Short problem >> Examine the entries below, count the lines holding the string "name", and respond with the number only.

Stored data entries
++++++++++
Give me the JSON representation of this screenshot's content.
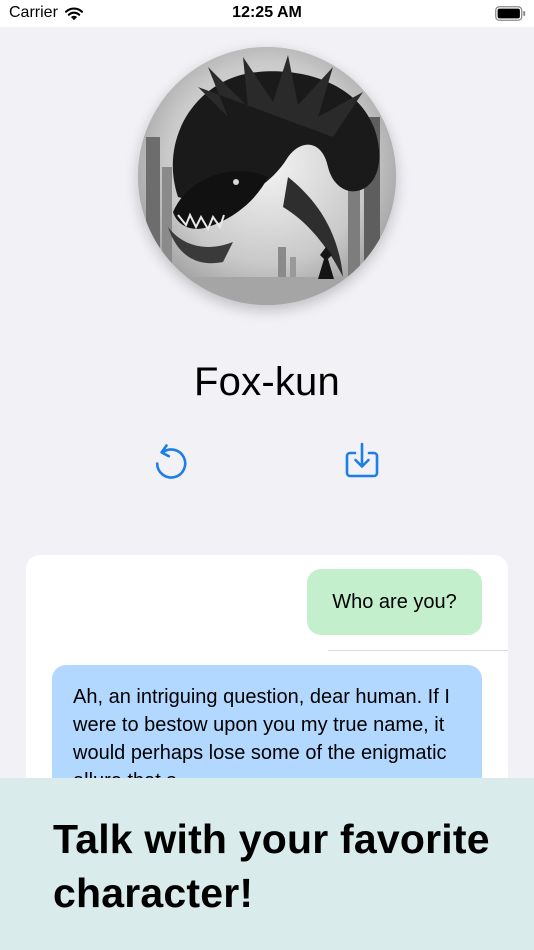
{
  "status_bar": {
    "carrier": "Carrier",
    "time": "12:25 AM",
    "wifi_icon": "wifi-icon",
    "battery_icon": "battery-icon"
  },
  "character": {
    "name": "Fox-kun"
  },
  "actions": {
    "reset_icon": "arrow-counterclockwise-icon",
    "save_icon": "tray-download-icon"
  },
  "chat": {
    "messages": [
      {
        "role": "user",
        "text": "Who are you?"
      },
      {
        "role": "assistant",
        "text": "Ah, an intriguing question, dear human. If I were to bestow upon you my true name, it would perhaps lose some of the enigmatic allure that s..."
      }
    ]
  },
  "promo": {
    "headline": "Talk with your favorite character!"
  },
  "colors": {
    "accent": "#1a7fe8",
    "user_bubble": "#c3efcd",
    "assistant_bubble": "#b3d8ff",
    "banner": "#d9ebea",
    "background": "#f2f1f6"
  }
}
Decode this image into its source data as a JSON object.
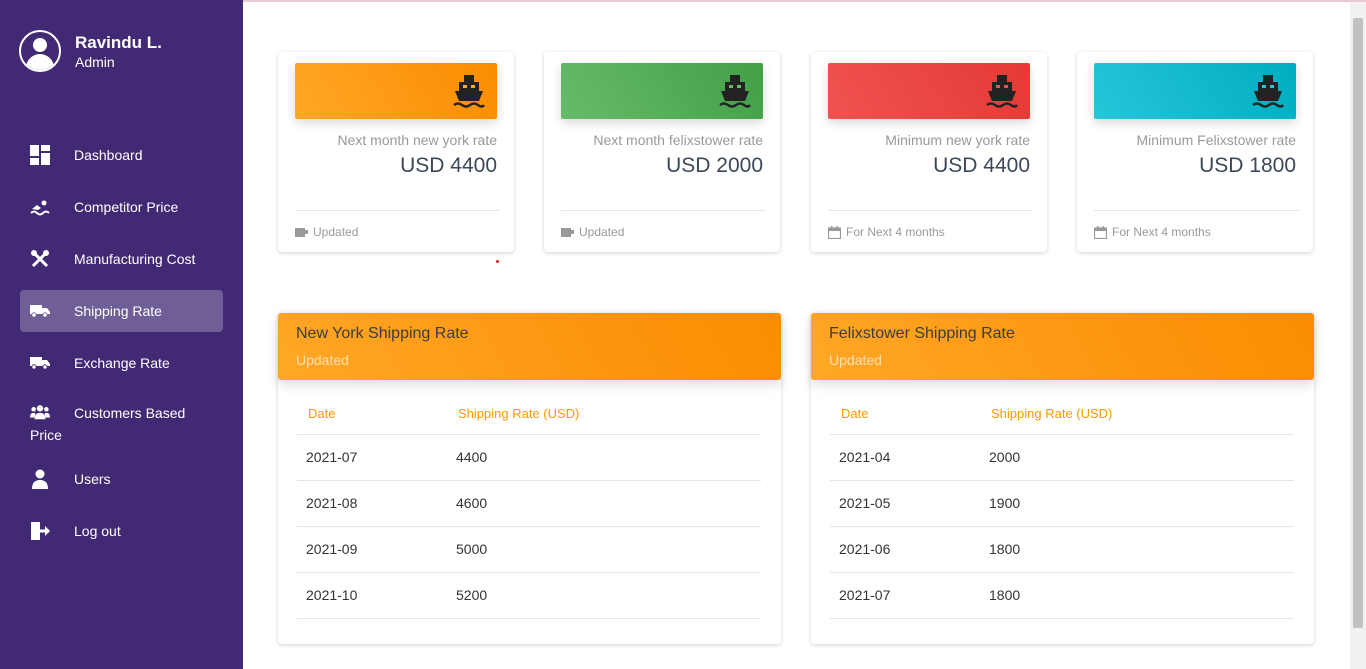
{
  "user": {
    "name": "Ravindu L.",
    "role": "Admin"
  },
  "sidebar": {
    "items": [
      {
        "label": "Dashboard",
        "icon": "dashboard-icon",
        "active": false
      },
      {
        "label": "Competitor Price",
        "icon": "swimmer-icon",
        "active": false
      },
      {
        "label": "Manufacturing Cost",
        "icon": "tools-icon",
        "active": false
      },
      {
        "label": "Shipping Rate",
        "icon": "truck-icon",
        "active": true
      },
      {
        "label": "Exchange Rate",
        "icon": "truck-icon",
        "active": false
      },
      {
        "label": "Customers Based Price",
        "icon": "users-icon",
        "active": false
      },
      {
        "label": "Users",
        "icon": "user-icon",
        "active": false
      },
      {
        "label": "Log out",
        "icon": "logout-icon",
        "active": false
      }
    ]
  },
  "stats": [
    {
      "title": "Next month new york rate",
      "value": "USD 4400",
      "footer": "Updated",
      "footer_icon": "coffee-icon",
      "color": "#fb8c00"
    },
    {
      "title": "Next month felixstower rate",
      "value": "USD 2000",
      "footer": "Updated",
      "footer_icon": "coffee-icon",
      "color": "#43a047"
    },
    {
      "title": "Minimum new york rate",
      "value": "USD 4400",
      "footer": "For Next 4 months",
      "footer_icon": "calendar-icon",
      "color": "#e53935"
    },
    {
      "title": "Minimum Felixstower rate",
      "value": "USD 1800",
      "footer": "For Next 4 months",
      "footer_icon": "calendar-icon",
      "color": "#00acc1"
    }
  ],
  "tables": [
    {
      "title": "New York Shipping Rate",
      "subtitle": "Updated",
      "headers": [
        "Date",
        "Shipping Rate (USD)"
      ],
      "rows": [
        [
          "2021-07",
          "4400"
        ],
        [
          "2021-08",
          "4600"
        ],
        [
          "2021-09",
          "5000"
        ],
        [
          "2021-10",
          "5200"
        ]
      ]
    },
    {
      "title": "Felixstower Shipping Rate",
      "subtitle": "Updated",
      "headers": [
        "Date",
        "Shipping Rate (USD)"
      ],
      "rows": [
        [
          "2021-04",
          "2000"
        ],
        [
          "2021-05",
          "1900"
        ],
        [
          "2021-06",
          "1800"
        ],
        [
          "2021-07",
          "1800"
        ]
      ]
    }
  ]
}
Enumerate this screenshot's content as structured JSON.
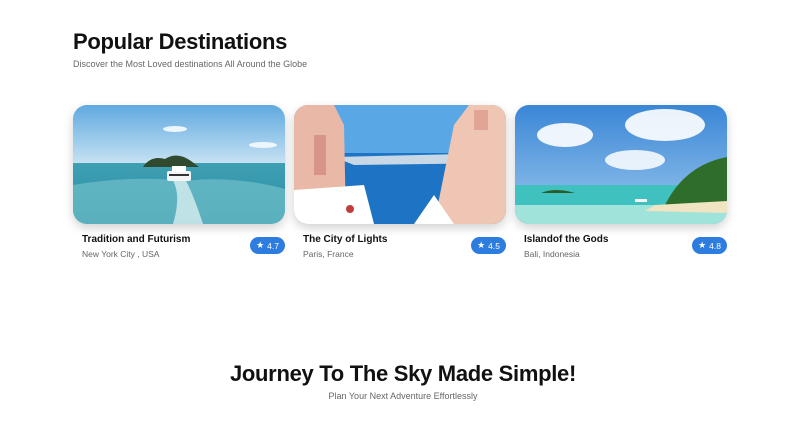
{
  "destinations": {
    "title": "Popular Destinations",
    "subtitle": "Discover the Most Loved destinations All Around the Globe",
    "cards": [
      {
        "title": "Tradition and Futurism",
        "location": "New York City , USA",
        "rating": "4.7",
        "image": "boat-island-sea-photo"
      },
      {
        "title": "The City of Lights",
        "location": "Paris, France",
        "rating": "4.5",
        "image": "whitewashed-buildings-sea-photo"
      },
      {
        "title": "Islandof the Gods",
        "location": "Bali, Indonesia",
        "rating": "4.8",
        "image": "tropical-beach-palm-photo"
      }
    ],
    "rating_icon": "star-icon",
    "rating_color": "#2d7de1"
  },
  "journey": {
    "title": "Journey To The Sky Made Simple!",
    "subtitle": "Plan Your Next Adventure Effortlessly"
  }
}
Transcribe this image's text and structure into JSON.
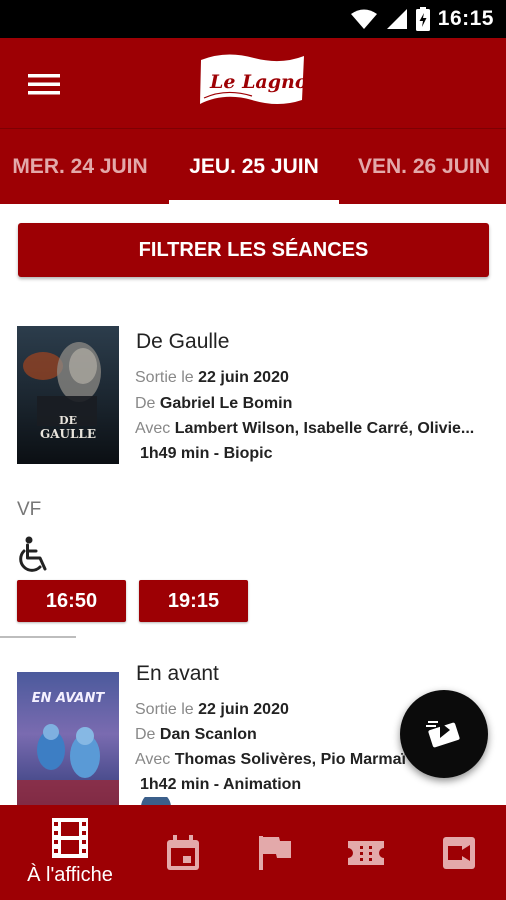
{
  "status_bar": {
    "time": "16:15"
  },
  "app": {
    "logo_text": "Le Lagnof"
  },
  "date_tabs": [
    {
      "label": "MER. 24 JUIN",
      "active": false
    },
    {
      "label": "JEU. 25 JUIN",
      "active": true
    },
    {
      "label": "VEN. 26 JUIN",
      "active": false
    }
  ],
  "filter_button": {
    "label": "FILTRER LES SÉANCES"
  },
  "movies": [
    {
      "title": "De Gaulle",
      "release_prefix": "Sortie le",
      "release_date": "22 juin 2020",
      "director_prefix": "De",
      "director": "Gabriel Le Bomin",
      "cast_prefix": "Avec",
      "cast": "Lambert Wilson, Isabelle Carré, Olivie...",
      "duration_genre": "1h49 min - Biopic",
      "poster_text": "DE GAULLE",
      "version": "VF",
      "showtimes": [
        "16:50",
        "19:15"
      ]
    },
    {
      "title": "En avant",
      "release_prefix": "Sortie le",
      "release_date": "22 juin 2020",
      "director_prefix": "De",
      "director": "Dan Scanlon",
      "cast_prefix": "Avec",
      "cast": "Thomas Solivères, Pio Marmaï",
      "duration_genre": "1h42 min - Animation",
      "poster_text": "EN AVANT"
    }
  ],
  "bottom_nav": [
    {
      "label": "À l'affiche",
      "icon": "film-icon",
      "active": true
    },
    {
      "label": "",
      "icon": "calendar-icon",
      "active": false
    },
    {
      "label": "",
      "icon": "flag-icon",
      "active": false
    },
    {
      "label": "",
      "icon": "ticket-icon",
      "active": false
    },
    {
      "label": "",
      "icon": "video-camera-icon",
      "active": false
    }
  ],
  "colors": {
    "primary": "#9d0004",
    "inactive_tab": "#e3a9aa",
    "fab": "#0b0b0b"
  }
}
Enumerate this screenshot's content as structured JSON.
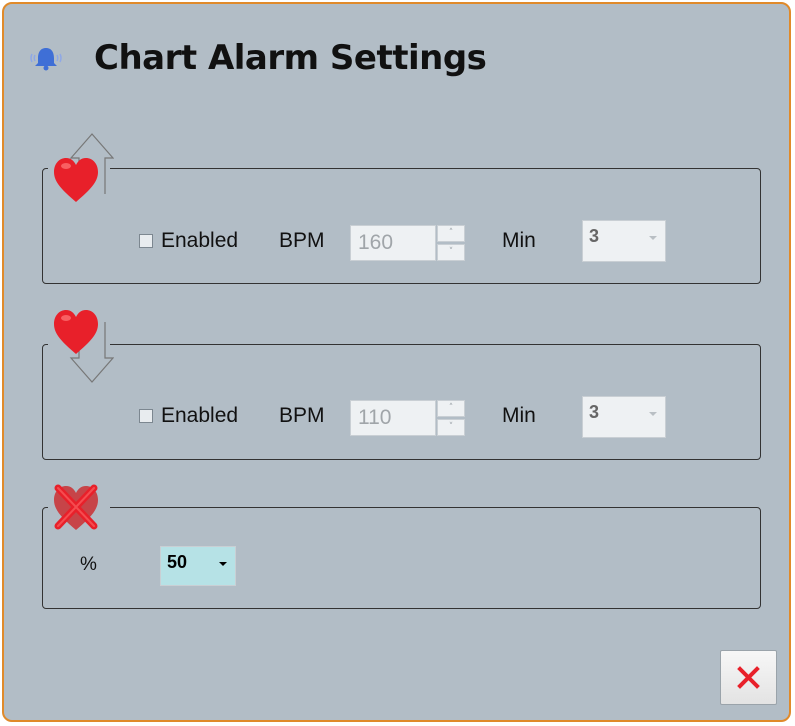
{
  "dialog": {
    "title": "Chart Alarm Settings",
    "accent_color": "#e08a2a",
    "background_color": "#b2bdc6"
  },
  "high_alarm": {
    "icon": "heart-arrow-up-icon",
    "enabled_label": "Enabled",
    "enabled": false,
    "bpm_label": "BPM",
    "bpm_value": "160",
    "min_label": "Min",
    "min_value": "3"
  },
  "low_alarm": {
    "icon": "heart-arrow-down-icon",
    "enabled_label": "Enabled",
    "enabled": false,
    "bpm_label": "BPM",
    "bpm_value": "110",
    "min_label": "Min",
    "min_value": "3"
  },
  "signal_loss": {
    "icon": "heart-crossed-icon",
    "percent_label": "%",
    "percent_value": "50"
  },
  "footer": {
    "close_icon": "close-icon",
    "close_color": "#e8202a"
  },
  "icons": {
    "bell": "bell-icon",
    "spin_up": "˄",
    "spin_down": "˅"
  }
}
++++++++++
Correct answer >> 3